▶ _Problem details_
Set down precisely the lines from the line with "Output a JSON" through the end of the material, inclusive, and no pictures.

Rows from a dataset
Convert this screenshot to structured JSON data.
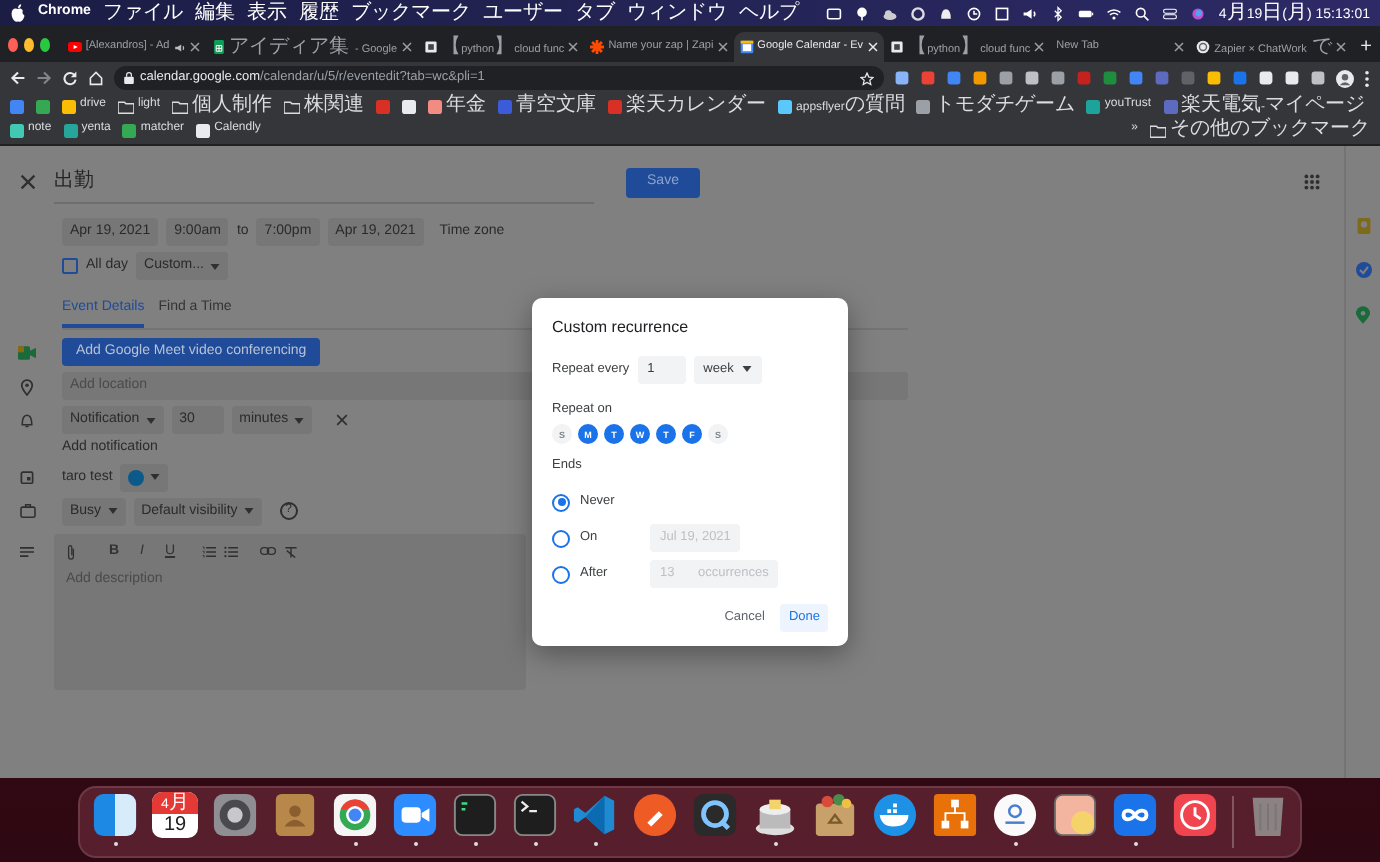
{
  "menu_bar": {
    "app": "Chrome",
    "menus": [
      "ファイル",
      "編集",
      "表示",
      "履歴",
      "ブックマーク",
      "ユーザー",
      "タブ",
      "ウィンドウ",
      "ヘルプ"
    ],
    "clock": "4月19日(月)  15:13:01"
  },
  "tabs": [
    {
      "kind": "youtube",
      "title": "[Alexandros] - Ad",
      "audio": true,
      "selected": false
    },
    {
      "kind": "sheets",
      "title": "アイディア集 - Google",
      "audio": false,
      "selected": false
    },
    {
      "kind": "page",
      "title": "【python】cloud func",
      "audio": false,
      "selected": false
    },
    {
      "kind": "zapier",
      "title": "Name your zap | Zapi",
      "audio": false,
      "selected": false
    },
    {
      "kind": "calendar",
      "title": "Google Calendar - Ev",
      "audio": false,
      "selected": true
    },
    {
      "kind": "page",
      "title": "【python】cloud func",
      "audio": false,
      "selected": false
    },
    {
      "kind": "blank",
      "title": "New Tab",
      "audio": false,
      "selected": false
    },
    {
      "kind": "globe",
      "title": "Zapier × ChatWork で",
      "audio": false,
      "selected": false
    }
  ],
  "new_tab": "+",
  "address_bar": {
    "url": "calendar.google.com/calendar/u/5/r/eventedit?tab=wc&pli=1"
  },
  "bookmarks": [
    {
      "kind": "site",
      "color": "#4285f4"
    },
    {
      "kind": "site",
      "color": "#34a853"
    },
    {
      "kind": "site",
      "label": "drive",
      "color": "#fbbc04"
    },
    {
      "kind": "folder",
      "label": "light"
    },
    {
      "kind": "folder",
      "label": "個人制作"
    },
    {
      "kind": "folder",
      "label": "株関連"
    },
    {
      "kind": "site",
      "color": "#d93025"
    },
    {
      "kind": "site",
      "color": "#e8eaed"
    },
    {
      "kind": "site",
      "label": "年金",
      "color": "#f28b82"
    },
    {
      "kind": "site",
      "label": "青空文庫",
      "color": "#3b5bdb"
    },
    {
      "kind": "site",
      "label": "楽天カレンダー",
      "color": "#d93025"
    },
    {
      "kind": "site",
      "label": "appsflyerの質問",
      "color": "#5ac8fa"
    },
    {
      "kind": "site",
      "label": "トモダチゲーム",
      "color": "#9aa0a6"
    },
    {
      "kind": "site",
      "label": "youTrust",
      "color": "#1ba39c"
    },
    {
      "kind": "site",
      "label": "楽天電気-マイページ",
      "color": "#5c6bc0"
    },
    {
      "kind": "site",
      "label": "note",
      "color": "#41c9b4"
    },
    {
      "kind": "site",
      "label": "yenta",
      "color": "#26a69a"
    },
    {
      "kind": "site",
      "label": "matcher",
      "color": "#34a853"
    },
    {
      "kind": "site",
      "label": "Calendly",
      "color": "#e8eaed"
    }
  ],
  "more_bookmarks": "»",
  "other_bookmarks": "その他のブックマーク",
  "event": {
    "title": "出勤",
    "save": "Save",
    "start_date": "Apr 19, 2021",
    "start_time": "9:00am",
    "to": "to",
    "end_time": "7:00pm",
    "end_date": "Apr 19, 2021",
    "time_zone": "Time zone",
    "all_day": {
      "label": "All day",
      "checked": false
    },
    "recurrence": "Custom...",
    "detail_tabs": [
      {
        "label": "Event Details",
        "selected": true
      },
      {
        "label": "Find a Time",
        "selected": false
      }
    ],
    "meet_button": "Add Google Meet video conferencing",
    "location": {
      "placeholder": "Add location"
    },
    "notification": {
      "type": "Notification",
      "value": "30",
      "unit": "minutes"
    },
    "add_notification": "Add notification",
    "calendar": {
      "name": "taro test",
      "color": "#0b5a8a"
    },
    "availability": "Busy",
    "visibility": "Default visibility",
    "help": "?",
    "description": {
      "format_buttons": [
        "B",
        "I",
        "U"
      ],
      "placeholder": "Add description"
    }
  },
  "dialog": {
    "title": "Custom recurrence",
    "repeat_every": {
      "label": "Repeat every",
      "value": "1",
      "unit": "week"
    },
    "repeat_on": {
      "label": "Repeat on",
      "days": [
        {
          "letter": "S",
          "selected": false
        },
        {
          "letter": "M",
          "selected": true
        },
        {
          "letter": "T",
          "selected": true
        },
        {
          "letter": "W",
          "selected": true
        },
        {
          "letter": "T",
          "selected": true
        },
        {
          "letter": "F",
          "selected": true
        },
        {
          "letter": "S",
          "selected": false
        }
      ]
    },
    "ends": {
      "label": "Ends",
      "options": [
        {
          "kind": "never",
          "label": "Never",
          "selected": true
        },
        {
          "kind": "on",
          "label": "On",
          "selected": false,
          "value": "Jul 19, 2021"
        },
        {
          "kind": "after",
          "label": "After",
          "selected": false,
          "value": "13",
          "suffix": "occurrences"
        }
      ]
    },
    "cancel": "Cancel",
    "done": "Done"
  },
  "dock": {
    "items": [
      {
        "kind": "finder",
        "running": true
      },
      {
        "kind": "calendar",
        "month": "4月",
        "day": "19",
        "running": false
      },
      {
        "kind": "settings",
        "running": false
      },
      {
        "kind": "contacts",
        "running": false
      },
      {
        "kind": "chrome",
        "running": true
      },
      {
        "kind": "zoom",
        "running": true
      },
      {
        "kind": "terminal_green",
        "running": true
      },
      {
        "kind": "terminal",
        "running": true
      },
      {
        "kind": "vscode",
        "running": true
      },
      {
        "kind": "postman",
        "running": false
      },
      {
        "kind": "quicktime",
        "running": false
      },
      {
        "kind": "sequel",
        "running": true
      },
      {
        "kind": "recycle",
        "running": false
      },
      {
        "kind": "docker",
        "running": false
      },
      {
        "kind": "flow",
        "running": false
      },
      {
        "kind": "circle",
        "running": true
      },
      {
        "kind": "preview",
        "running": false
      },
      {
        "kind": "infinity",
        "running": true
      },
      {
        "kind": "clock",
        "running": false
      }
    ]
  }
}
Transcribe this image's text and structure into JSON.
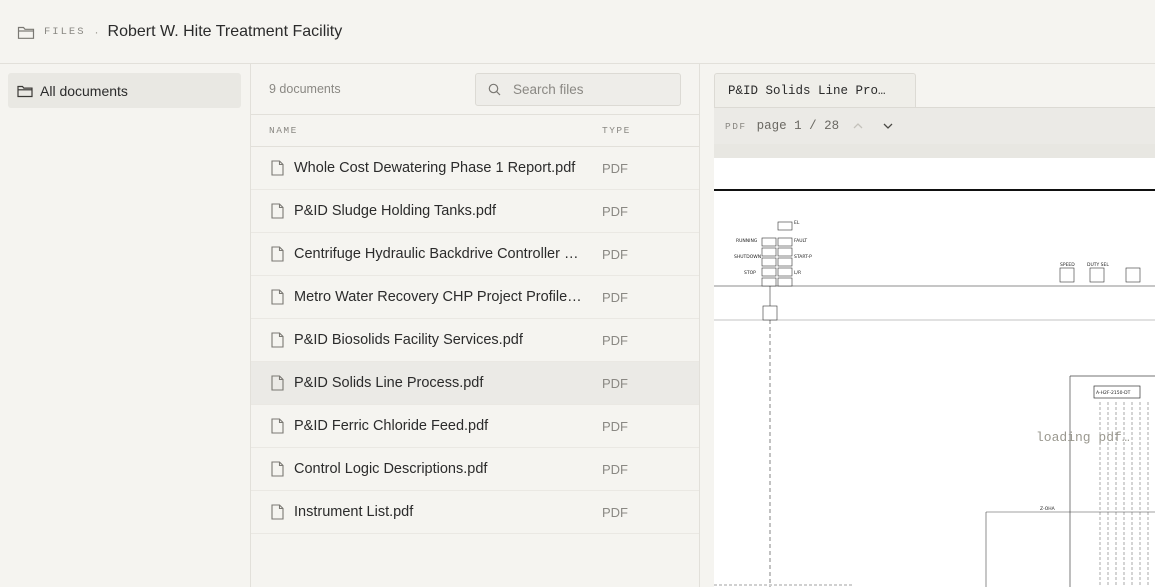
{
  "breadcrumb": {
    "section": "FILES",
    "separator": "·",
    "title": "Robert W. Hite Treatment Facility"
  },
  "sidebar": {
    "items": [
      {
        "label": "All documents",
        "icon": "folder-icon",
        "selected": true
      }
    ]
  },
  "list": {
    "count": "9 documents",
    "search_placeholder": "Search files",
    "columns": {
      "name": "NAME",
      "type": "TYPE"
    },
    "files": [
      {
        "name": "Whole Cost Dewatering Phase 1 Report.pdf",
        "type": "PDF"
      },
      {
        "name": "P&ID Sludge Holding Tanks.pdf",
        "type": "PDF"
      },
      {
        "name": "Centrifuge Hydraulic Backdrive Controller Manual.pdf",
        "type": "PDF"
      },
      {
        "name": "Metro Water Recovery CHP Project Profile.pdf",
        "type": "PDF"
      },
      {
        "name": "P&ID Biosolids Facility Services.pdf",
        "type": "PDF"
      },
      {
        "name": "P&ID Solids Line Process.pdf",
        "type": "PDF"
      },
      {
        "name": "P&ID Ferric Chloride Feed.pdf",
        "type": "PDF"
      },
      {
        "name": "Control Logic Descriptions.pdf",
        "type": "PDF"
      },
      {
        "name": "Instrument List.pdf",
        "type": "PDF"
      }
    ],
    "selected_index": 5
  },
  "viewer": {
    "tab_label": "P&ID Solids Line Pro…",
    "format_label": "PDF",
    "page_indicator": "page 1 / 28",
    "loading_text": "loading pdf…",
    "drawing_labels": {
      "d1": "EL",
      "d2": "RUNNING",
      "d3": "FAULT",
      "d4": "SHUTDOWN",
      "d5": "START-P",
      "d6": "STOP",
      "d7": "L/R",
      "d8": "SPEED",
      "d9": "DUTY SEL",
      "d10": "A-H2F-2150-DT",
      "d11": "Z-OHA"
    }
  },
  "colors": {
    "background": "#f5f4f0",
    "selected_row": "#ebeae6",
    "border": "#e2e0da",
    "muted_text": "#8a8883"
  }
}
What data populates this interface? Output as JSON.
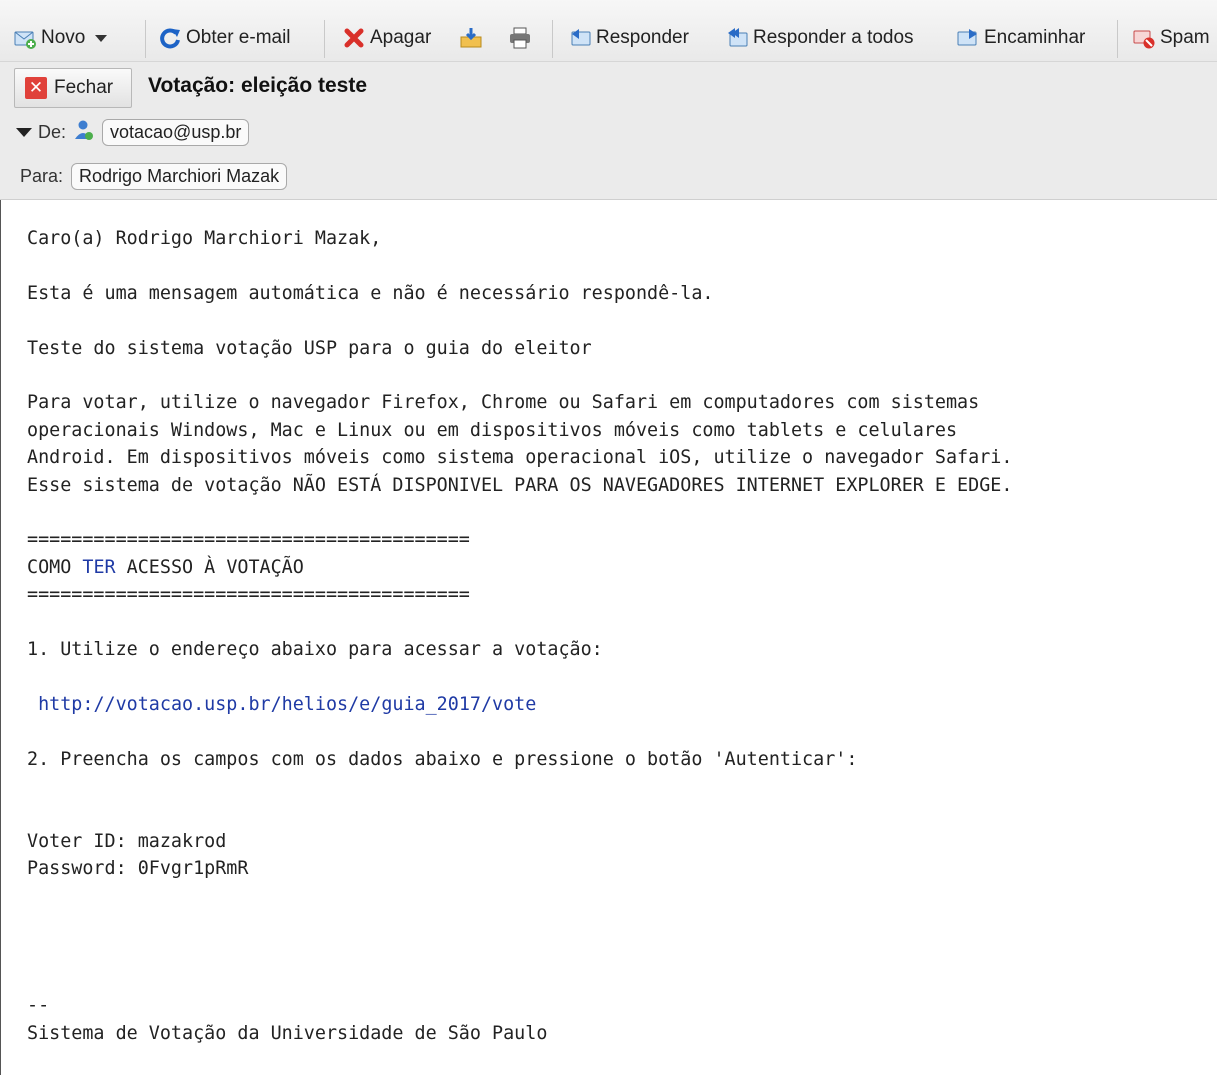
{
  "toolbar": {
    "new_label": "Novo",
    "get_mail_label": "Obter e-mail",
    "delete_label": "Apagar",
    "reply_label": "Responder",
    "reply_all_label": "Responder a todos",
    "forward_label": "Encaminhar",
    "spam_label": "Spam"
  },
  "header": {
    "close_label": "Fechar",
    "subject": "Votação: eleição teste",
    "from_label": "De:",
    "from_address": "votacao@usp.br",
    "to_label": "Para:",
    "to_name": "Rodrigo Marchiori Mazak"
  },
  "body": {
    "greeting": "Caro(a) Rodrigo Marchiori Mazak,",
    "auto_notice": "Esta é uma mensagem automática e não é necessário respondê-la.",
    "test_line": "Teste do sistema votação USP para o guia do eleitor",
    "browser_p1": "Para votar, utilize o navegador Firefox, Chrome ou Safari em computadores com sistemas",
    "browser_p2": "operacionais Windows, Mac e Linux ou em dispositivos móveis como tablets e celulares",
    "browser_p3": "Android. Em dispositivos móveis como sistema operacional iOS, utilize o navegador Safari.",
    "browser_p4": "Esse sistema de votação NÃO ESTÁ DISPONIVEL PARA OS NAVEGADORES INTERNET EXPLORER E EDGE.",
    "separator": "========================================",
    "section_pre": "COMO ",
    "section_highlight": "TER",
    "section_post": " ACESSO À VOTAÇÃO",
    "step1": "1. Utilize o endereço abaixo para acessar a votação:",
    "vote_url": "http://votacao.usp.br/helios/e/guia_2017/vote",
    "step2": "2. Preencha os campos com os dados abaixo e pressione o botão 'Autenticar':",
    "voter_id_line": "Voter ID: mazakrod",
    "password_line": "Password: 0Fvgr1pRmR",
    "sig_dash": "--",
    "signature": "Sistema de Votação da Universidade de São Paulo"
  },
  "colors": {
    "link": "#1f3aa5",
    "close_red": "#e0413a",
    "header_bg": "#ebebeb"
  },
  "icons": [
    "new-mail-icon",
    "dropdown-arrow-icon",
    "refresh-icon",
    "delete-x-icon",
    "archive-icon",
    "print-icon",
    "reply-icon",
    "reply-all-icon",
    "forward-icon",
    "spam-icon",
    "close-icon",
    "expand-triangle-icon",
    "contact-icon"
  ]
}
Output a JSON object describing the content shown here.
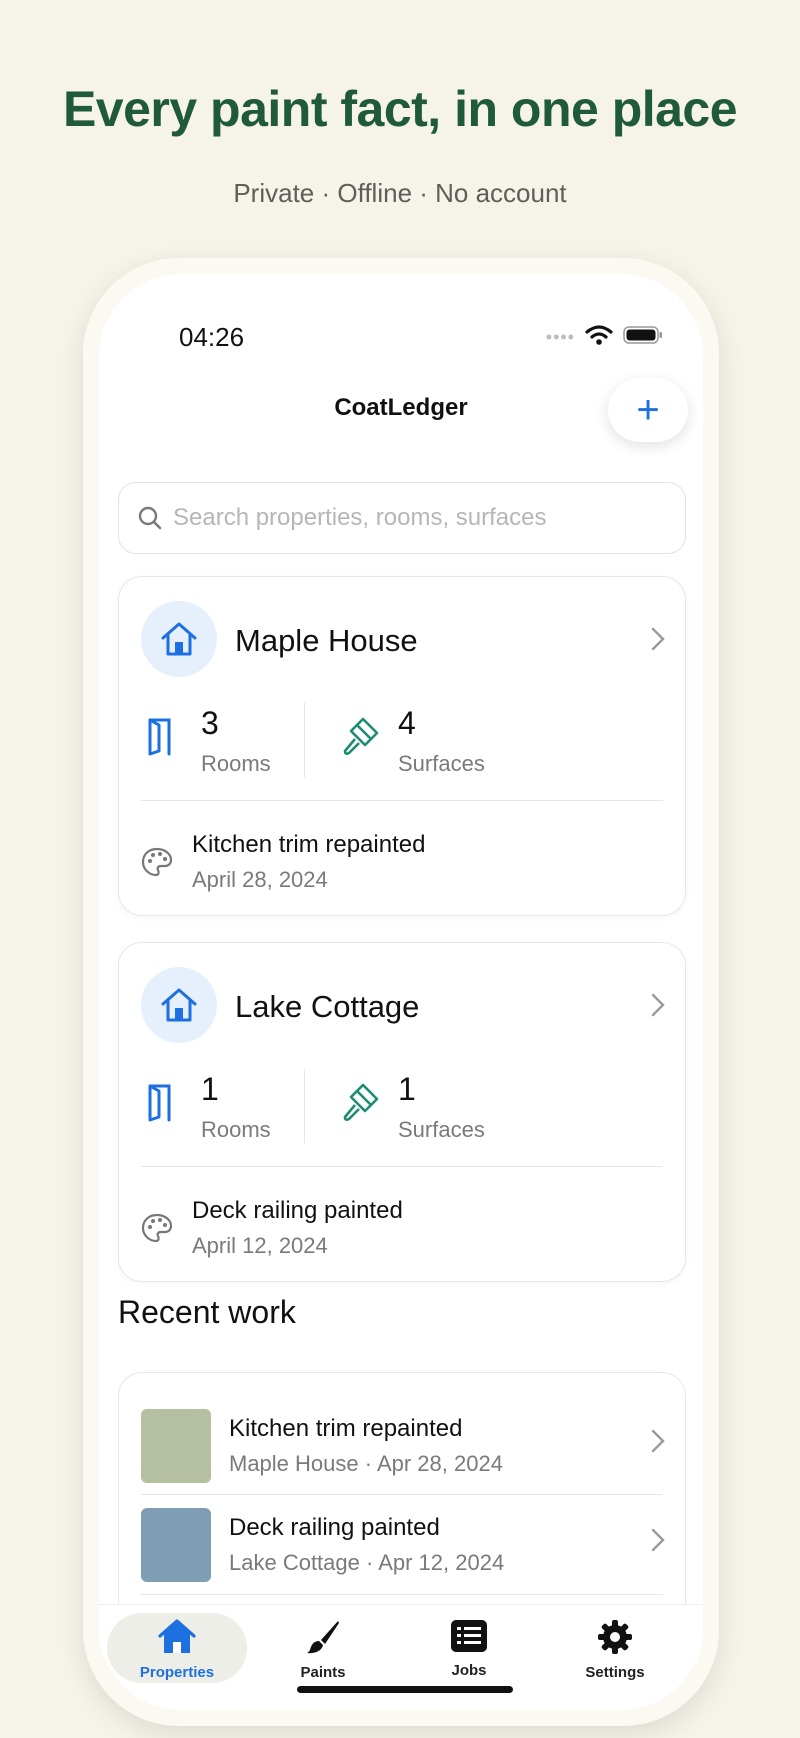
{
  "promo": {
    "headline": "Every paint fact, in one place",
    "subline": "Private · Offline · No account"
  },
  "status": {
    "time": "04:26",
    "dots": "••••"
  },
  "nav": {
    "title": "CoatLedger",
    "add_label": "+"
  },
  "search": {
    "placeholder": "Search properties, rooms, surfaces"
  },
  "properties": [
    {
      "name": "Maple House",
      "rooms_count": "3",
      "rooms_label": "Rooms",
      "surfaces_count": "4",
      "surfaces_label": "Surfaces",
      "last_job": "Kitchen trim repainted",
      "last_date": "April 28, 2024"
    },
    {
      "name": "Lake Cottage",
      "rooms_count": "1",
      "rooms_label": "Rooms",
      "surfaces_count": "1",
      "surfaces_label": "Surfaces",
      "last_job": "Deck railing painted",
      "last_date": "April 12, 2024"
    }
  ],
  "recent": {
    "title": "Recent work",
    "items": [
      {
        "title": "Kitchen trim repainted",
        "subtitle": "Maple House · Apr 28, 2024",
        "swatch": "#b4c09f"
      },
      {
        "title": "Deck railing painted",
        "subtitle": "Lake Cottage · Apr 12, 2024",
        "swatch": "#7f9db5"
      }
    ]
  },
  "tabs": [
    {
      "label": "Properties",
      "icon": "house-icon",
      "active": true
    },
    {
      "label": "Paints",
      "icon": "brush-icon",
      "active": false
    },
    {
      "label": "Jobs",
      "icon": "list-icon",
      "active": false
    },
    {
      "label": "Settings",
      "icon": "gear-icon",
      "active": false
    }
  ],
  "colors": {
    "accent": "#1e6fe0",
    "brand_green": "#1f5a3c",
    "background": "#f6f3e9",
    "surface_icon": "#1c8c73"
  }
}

▶ _Final answer_
Output a JSON object describing the content shown here.
{
  "promo": {
    "headline": "Every paint fact, in one place",
    "subline": "Private · Offline · No account"
  },
  "status": {
    "time": "04:26",
    "dots": "••••"
  },
  "nav": {
    "title": "CoatLedger",
    "add_label": "+"
  },
  "search": {
    "placeholder": "Search properties, rooms, surfaces"
  },
  "properties": [
    {
      "name": "Maple House",
      "rooms_count": "3",
      "rooms_label": "Rooms",
      "surfaces_count": "4",
      "surfaces_label": "Surfaces",
      "last_job": "Kitchen trim repainted",
      "last_date": "April 28, 2024"
    },
    {
      "name": "Lake Cottage",
      "rooms_count": "1",
      "rooms_label": "Rooms",
      "surfaces_count": "1",
      "surfaces_label": "Surfaces",
      "last_job": "Deck railing painted",
      "last_date": "April 12, 2024"
    }
  ],
  "recent": {
    "title": "Recent work",
    "items": [
      {
        "title": "Kitchen trim repainted",
        "subtitle": "Maple House · Apr 28, 2024",
        "swatch": "#b4c09f"
      },
      {
        "title": "Deck railing painted",
        "subtitle": "Lake Cottage · Apr 12, 2024",
        "swatch": "#7f9db5"
      }
    ]
  },
  "tabs": [
    {
      "label": "Properties",
      "icon": "house-icon",
      "active": true
    },
    {
      "label": "Paints",
      "icon": "brush-icon",
      "active": false
    },
    {
      "label": "Jobs",
      "icon": "list-icon",
      "active": false
    },
    {
      "label": "Settings",
      "icon": "gear-icon",
      "active": false
    }
  ],
  "colors": {
    "accent": "#1e6fe0",
    "brand_green": "#1f5a3c",
    "background": "#f6f3e9",
    "surface_icon": "#1c8c73"
  }
}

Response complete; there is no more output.